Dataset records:
** start **
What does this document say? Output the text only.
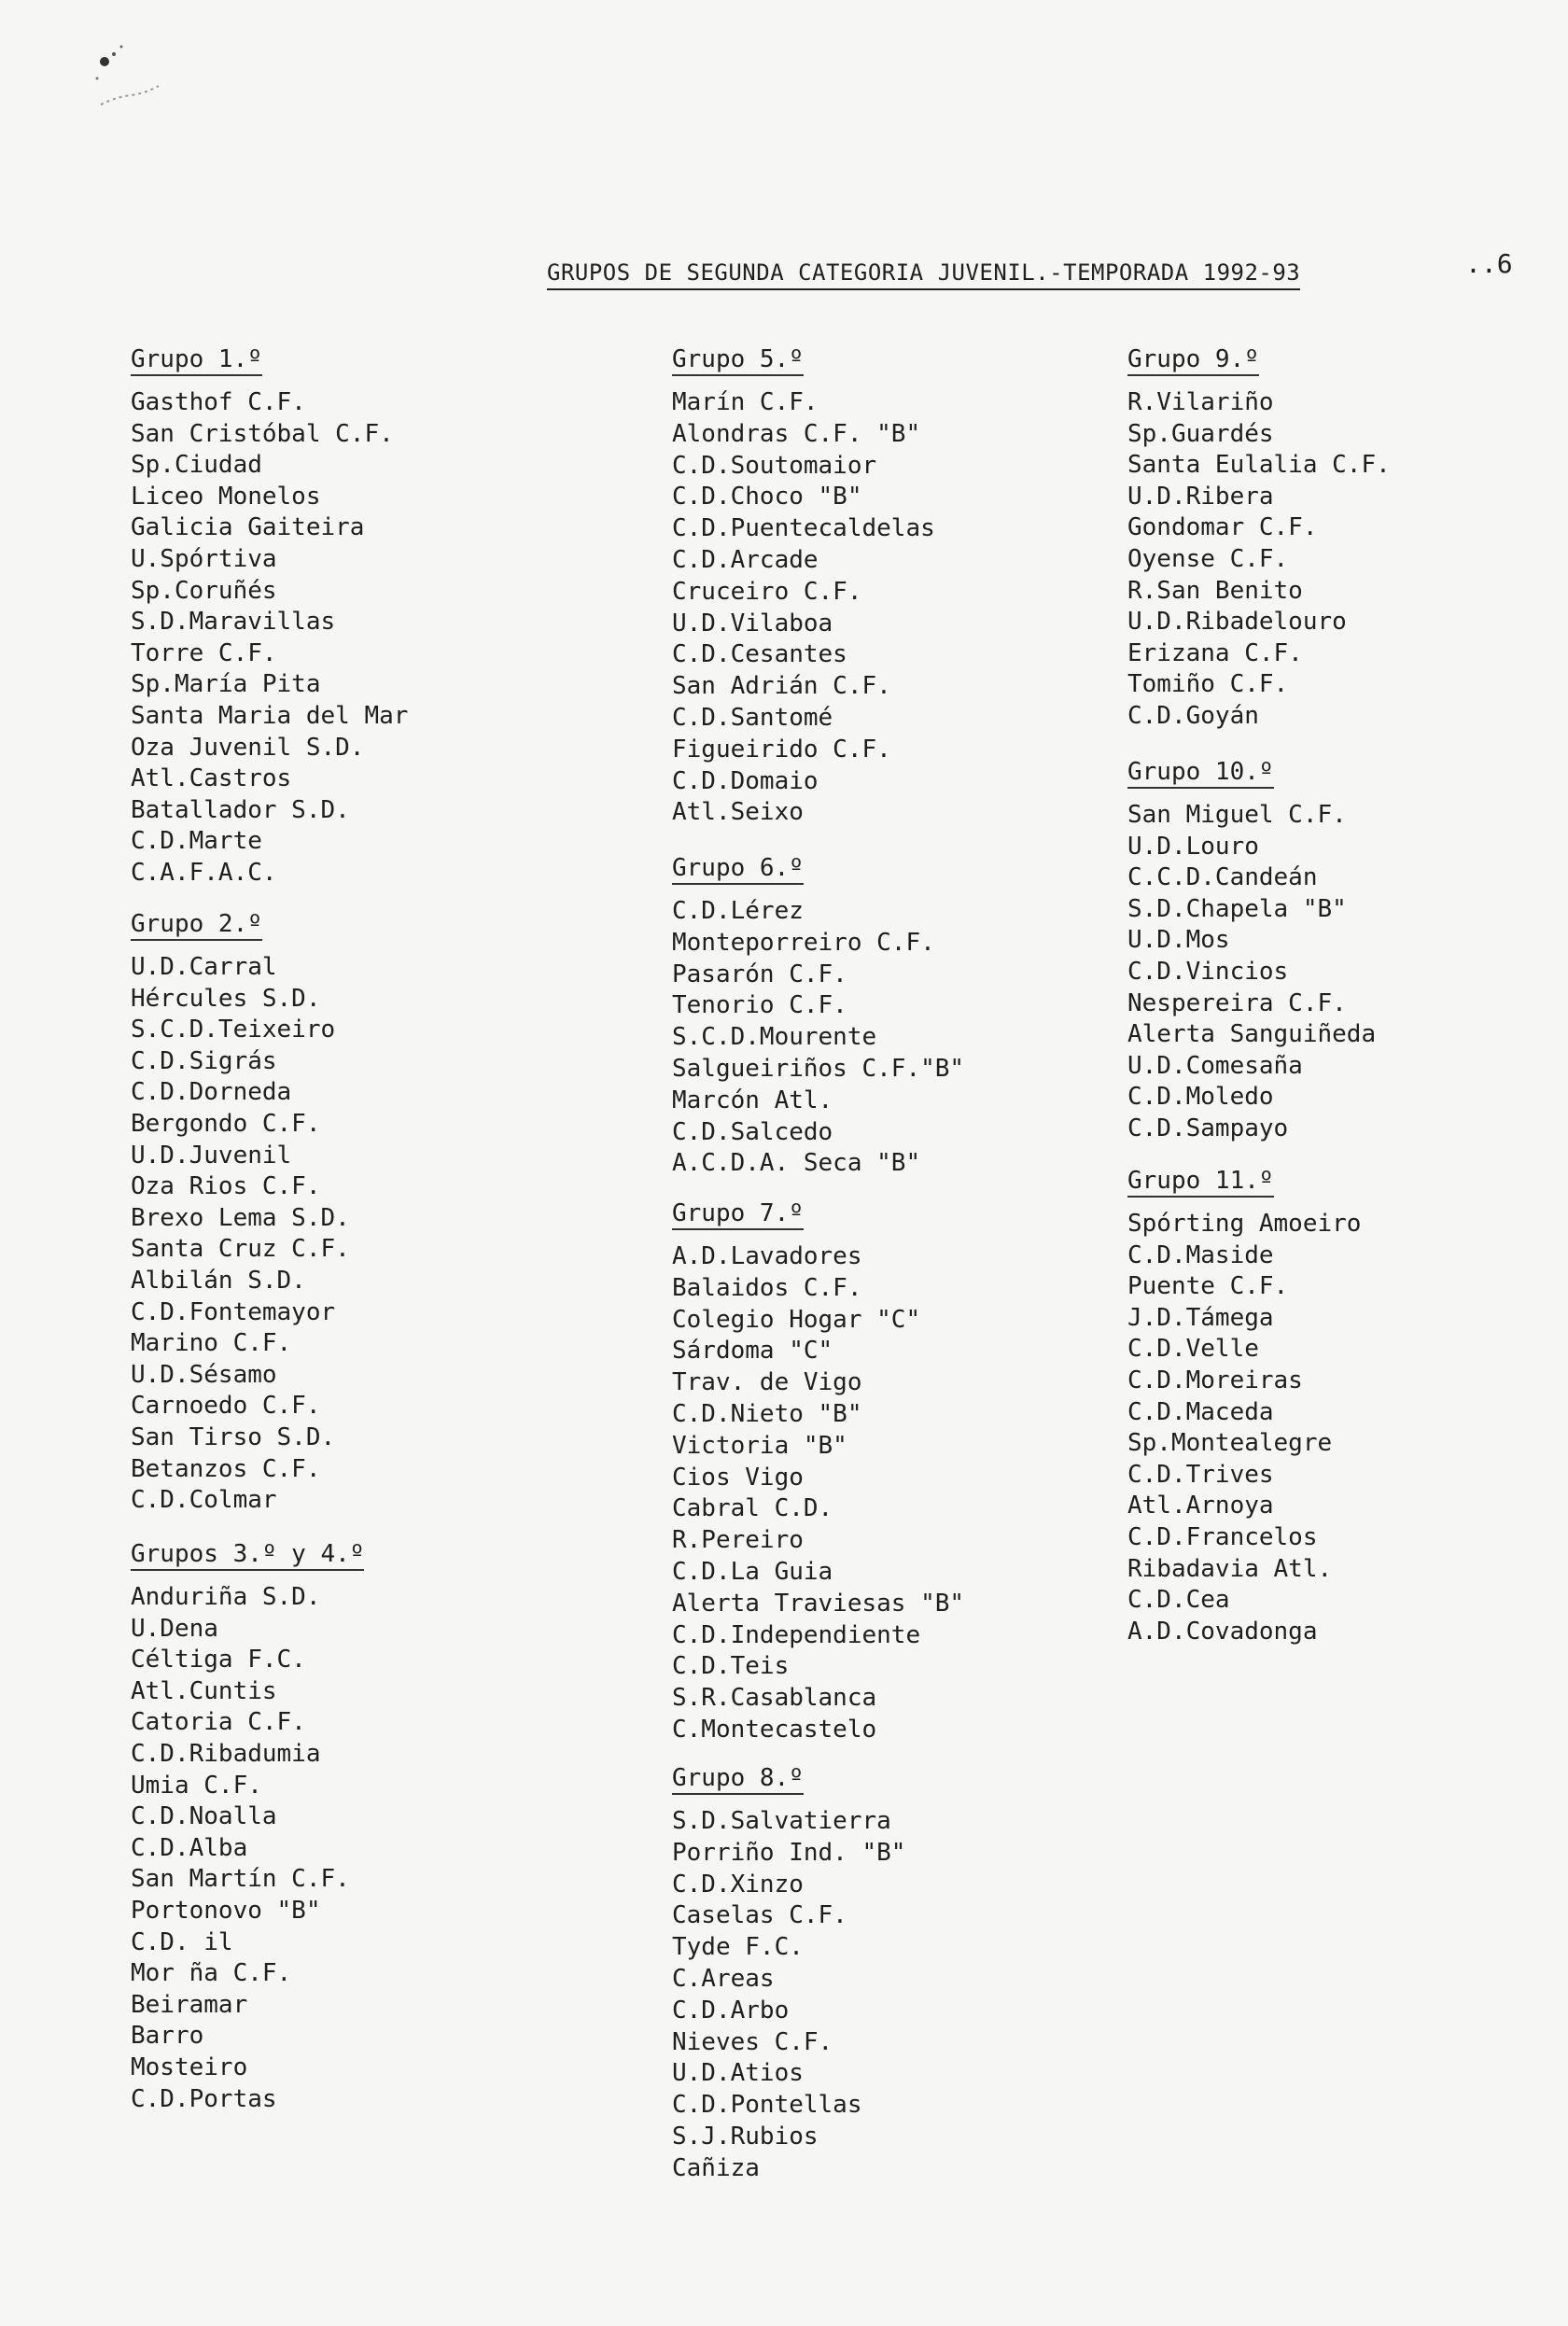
GRUPOS DE SEGUNDA CATEGORIA JUVENIL.-TEMPORADA 1992-93	..6
Grupo 1.º
Gasthof C.F.
San Cristóbal C.F.
Sp.Ciudad
Liceo Monelos
Galicia Gaiteira
U.Spórtiva
Sp.Coruñés
S.D.Maravillas
Torre C.F.
Sp.María Pita
Santa Maria del Mar
Oza Juvenil S.D.
Atl.Castros
Batallador S.D.
C.D.Marte
C.A.F.A.C.
Grupo 2.º
U.D.Carral
Hércules S.D.
S.C.D.Teixeiro
C.D.Sigrás
C.D.Dorneda
Bergondo C.F.
U.D.Juvenil
Oza Rios C.F.
Brexo Lema S.D.
Santa Cruz C.F.
Albilán S.D.
C.D.Fontemayor
Marino C.F.
U.D.Sésamo
Carnoedo C.F.
San Tirso S.D.
Betanzos C.F.
C.D.Colmar
Grupos 3.º y 4.º
Anduriña S.D.
U.Dena
Céltiga F.C.
Atl.Cuntis
Catoria C.F.
C.D.Ribadumia
Umia C.F.
C.D.Noalla
C.D.Alba
San Martín C.F.
Portonovo "B"
C.D. il
Mor ña C.F.
Beiramar
Barro
Mosteiro
C.D.Portas
Grupo 5.º
Marín C.F.
Alondras C.F. "B"
C.D.Soutomaior
C.D.Choco "B"
C.D.Puentecaldelas
C.D.Arcade
Cruceiro C.F.
U.D.Vilaboa
C.D.Cesantes
San Adrián C.F.
C.D.Santomé
Figueirido C.F.
C.D.Domaio
Atl.Seixo
Grupo 6.º
C.D.Lérez
Monteporreiro C.F.
Pasarón C.F.
Tenorio C.F.
S.C.D.Mourente
Salgueiriños C.F."B"
Marcón Atl.
C.D.Salcedo
A.C.D.A. Seca "B"
Grupo 7.º
A.D.Lavadores
Balaidos C.F.
Colegio Hogar "C"
Sárdoma "C"
Trav. de Vigo
C.D.Nieto "B"
Victoria "B"
Cios Vigo
Cabral C.D.
R.Pereiro
C.D.La Guia
Alerta Traviesas "B"
C.D.Independiente
C.D.Teis
S.R.Casablanca
C.Montecastelo
Grupo 8.º
S.D.Salvatierra
Porriño Ind. "B"
C.D.Xinzo
Caselas C.F.
Tyde F.C.
C.Areas
C.D.Arbo
Nieves C.F.
U.D.Atios
C.D.Pontellas
S.J.Rubios
Cañiza
Grupo 9.º
R.Vilariño
Sp.Guardés
Santa Eulalia C.F.
U.D.Ribera
Gondomar C.F.
Oyense C.F.
R.San Benito
U.D.Ribadelouro
Erizana C.F.
Tomiño C.F.
C.D.Goyán
Grupo 10.º
San Miguel C.F.
U.D.Louro
C.C.D.Candeán
S.D.Chapela "B"
U.D.Mos
C.D.Vincios
Nespereira C.F.
Alerta Sanguiñeda
U.D.Comesaña
C.D.Moledo
C.D.Sampayo
Grupo 11.º
Spórting Amoeiro
C.D.Maside
Puente C.F.
J.D.Támega
C.D.Velle
C.D.Moreiras
C.D.Maceda
Sp.Montealegre
C.D.Trives
Atl.Arnoya
C.D.Francelos
Ribadavia Atl.
C.D.Cea
A.D.Covadonga
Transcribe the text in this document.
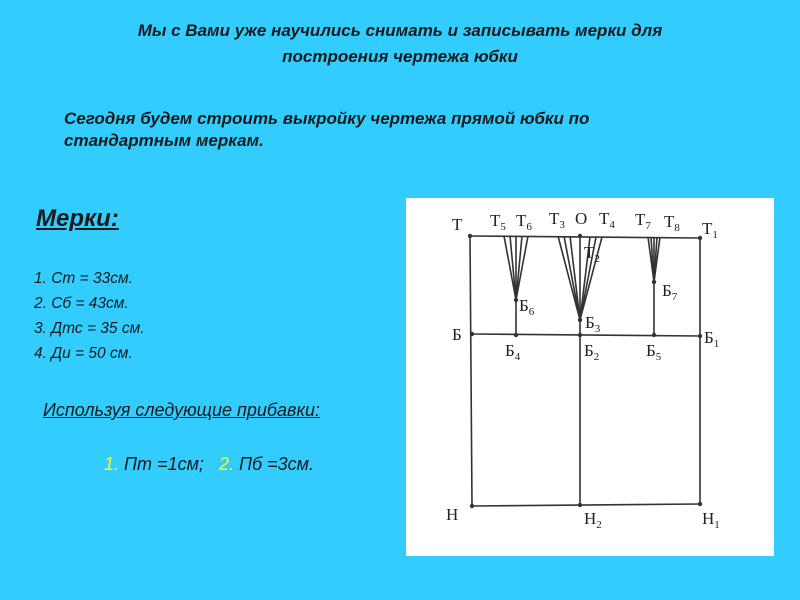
Мы с Вами уже научились снимать и записывать мерки для
построения чертежа юбки
Сегодня будем строить выкройку чертежа прямой юбки по
стандартным меркам.
Мерки:
1. Ст = 33см.
2. Сб = 43см.
3. Дтс = 35 см.
4. Ди = 50 см.
Используя следующие прибавки:
1. Пт =1см; 2. Пб =3см.
Т $Т_5$ $Т_6$ $Т_3$ О $Т_4$ $Т_7$ $Т_8$ $Т_1$
$Т_2$
$Б_6$
$Б_3$
$Б_7$
Б	$Б_1$
$Б_4$	$Б_2$	$Б_5$
Н	$Н_2$	$Н_1$
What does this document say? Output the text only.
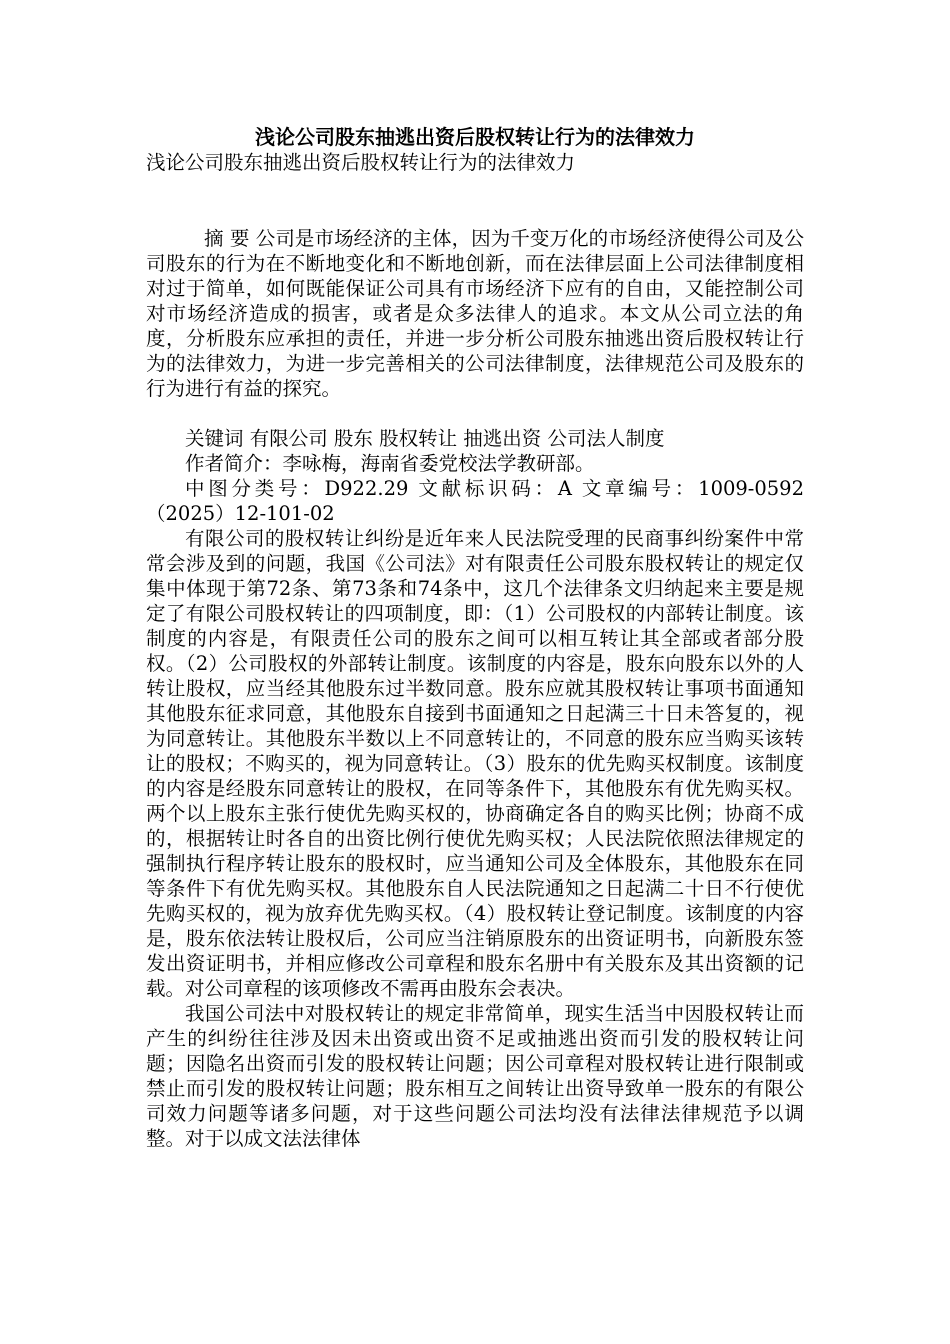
浅论公司股东抽逃出资后股权转让行为的法律效力

浅论公司股东抽逃出资后股权转让行为的法律效力

摘 要 公司是市场经济的主体，因为千变万化的市场经济使得公司及公司股东的行为在不断地变化和不断地创新，而在法律层面上公司法律制度相对过于简单，如何既能保证公司具有市场经济下应有的自由，又能控制公司对市场经济造成的损害，或者是众多法律人的追求。本文从公司立法的角度，分析股东应承担的责任，并进一步分析公司股东抽逃出资后股权转让行为的法律效力，为进一步完善相关的公司法律制度，法律规范公司及股东的行为进行有益的探究。

关键词 有限公司 股东 股权转让 抽逃出资 公司法人制度

作者简介：李咏梅，海南省委党校法学教研部。

中图分类号：D922.29 文献标识码：A 文章编号：1009-0592（2025）12-101-02

有限公司的股权转让纠纷是近年来人民法院受理的民商事纠纷案件中常常会涉及到的问题，我国《公司法》对有限责任公司股东股权转让的规定仅集中体现于第72条、第73条和74条中，这几个法律条文归纳起来主要是规定了有限公司股权转让的四项制度，即：（1）公司股权的内部转让制度。该制度的内容是，有限责任公司的股东之间可以相互转让其全部或者部分股权。（2）公司股权的外部转让制度。该制度的内容是，股东向股东以外的人转让股权，应当经其他股东过半数同意。股东应就其股权转让事项书面通知其他股东征求同意，其他股东自接到书面通知之日起满三十日未答复的，视为同意转让。其他股东半数以上不同意转让的，不同意的股东应当购买该转让的股权；不购买的，视为同意转让。（3）股东的优先购买权制度。该制度的内容是经股东同意转让的股权，在同等条件下，其他股东有优先购买权。两个以上股东主张行使优先购买权的，协商确定各自的购买比例；协商不成的，根据转让时各自的出资比例行使优先购买权；人民法院依照法律规定的强制执行程序转让股东的股权时，应当通知公司及全体股东，其他股东在同等条件下有优先购买权。其他股东自人民法院通知之日起满二十日不行使优先购买权的，视为放弃优先购买权。（4）股权转让登记制度。该制度的内容是，股东依法转让股权后，公司应当注销原股东的出资证明书，向新股东签发出资证明书，并相应修改公司章程和股东名册中有关股东及其出资额的记载。对公司章程的该项修改不需再由股东会表决。

我国公司法中对股权转让的规定非常简单，现实生活当中因股权转让而产生的纠纷往往涉及因未出资或出资不足或抽逃出资而引发的股权转让问题；因隐名出资而引发的股权转让问题；因公司章程对股权转让进行限制或禁止而引发的股权转让问题；股东相互之间转让出资导致单一股东的有限公司效力问题等诸多问题，对于这些问题公司法均没有法律法律规范予以调整。对于以成文法法律体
** end **
GIVEN INSTRUCTION> Omit the pictures and restate the rest of the records verbatim.

THE COMPLETED TASK>
What does this document say? Output the text only.
GRUPOS DE SEGUNDA CATEGORIA JUVENIL.-TEMPORADA 1992-93	..6
Grupo 1.º
Gasthof C.F.
San Cristóbal C.F.
Sp.Ciudad
Liceo Monelos
Galicia Gaiteira
U.Spórtiva
Sp.Coruñés
S.D.Maravillas
Torre C.F.
Sp.María Pita
Santa Maria del Mar
Oza Juvenil S.D.
Atl.Castros
Batallador S.D.
C.D.Marte
C.A.F.A.C.
Grupo 2.º
U.D.Carral
Hércules S.D.
S.C.D.Teixeiro
C.D.Sigrás
C.D.Dorneda
Bergondo C.F.
U.D.Juvenil
Oza Rios C.F.
Brexo Lema S.D.
Santa Cruz C.F.
Albilán S.D.
C.D.Fontemayor
Marino C.F.
U.D.Sésamo
Carnoedo C.F.
San Tirso S.D.
Betanzos C.F.
C.D.Colmar
Grupos 3.º y 4.º
Anduriña S.D.
U.Dena
Céltiga F.C.
Atl.Cuntis
Catoria C.F.
C.D.Ribadumia
Umia C.F.
C.D.Noalla
C.D.Alba
San Martín C.F.
Portonovo "B"
C.D. il
Mor ña C.F.
Beiramar
Barro
Mosteiro
C.D.Portas
Grupo 5.º
Marín C.F.
Alondras C.F. "B"
C.D.Soutomaior
C.D.Choco "B"
C.D.Puentecaldelas
C.D.Arcade
Cruceiro C.F.
U.D.Vilaboa
C.D.Cesantes
San Adrián C.F.
C.D.Santomé
Figueirido C.F.
C.D.Domaio
Atl.Seixo
Grupo 6.º
C.D.Lérez
Monteporreiro C.F.
Pasarón C.F.
Tenorio C.F.
S.C.D.Mourente
Salgueiriños C.F."B"
Marcón Atl.
C.D.Salcedo
A.C.D.A. Seca "B"
Grupo 7.º
A.D.Lavadores
Balaidos C.F.
Colegio Hogar "C"
Sárdoma "C"
Trav. de Vigo
C.D.Nieto "B"
Victoria "B"
Cios Vigo
Cabral C.D.
R.Pereiro
C.D.La Guia
Alerta Traviesas "B"
C.D.Independiente
C.D.Teis
S.R.Casablanca
C.Montecastelo
Grupo 8.º
S.D.Salvatierra
Porriño Ind. "B"
C.D.Xinzo
Caselas C.F.
Tyde F.C.
C.Areas
C.D.Arbo
Nieves C.F.
U.D.Atios
C.D.Pontellas
S.J.Rubios
Cañiza
Grupo 9.º
R.Vilariño
Sp.Guardés
Santa Eulalia C.F.
U.D.Ribera
Gondomar C.F.
Oyense C.F.
R.San Benito
U.D.Ribadelouro
Erizana C.F.
Tomiño C.F.
C.D.Goyán
Grupo 10.º
San Miguel C.F.
U.D.Louro
C.C.D.Candeán
S.D.Chapela "B"
U.D.Mos
C.D.Vincios
Nespereira C.F.
Alerta Sanguiñeda
U.D.Comesaña
C.D.Moledo
C.D.Sampayo
Grupo 11.º
Spórting Amoeiro
C.D.Maside
Puente C.F.
J.D.Támega
C.D.Velle
C.D.Moreiras
C.D.Maceda
Sp.Montealegre
C.D.Trives
Atl.Arnoya
C.D.Francelos
Ribadavia Atl.
C.D.Cea
A.D.Covadonga
Transcribe the text in this document.
Мы с Вами уже научились снимать и записывать мерки для
построения чертежа юбки
Сегодня будем строить выкройку чертежа прямой юбки по
стандартным меркам.
Мерки:
1. Ст = 33см.
2. Сб = 43см.
3. Дтс = 35 см.
4. Ди = 50 см.
Используя следующие прибавки:
1. Пт =1см; 2. Пб =3см.
Т $Т_5$ $Т_6$ $Т_3$ О $Т_4$ $Т_7$ $Т_8$ $Т_1$
$Т_2$
$Б_6$
$Б_3$
$Б_7$
Б	$Б_1$
$Б_4$	$Б_2$	$Б_5$
Н	$Н_2$	$Н_1$
What does this document say? Output the text only.
浅论公司股东抽逃出资后股权转让行为的法律效力

浅论公司股东抽逃出资后股权转让行为的法律效力

摘 要 公司是市场经济的主体，因为千变万化的市场经济使得公司及公司股东的行为在不断地变化和不断地创新，而在法律层面上公司法律制度相对过于简单，如何既能保证公司具有市场经济下应有的自由，又能控制公司对市场经济造成的损害，或者是众多法律人的追求。本文从公司立法的角度，分析股东应承担的责任，并进一步分析公司股东抽逃出资后股权转让行为的法律效力，为进一步完善相关的公司法律制度，法律规范公司及股东的行为进行有益的探究。

关键词 有限公司 股东 股权转让 抽逃出资 公司法人制度

作者简介：李咏梅，海南省委党校法学教研部。

中图分类号：D922.29 文献标识码：A 文章编号：1009-0592（2025）12-101-02

有限公司的股权转让纠纷是近年来人民法院受理的民商事纠纷案件中常常会涉及到的问题，我国《公司法》对有限责任公司股东股权转让的规定仅集中体现于第72条、第73条和74条中，这几个法律条文归纳起来主要是规定了有限公司股权转让的四项制度，即：（1）公司股权的内部转让制度。该制度的内容是，有限责任公司的股东之间可以相互转让其全部或者部分股权。（2）公司股权的外部转让制度。该制度的内容是，股东向股东以外的人转让股权，应当经其他股东过半数同意。股东应就其股权转让事项书面通知其他股东征求同意，其他股东自接到书面通知之日起满三十日未答复的，视为同意转让。其他股东半数以上不同意转让的，不同意的股东应当购买该转让的股权；不购买的，视为同意转让。（3）股东的优先购买权制度。该制度的内容是经股东同意转让的股权，在同等条件下，其他股东有优先购买权。两个以上股东主张行使优先购买权的，协商确定各自的购买比例；协商不成的，根据转让时各自的出资比例行使优先购买权；人民法院依照法律规定的强制执行程序转让股东的股权时，应当通知公司及全体股东，其他股东在同等条件下有优先购买权。其他股东自人民法院通知之日起满二十日不行使优先购买权的，视为放弃优先购买权。（4）股权转让登记制度。该制度的内容是，股东依法转让股权后，公司应当注销原股东的出资证明书，向新股东签发出资证明书，并相应修改公司章程和股东名册中有关股东及其出资额的记载。对公司章程的该项修改不需再由股东会表决。

我国公司法中对股权转让的规定非常简单，现实生活当中因股权转让而产生的纠纷往往涉及因未出资或出资不足或抽逃出资而引发的股权转让问题；因隐名出资而引发的股权转让问题；因公司章程对股权转让进行限制或禁止而引发的股权转让问题；股东相互之间转让出资导致单一股东的有限公司效力问题等诸多问题，对于这些问题公司法均没有法律法律规范予以调整。对于以成文法法律体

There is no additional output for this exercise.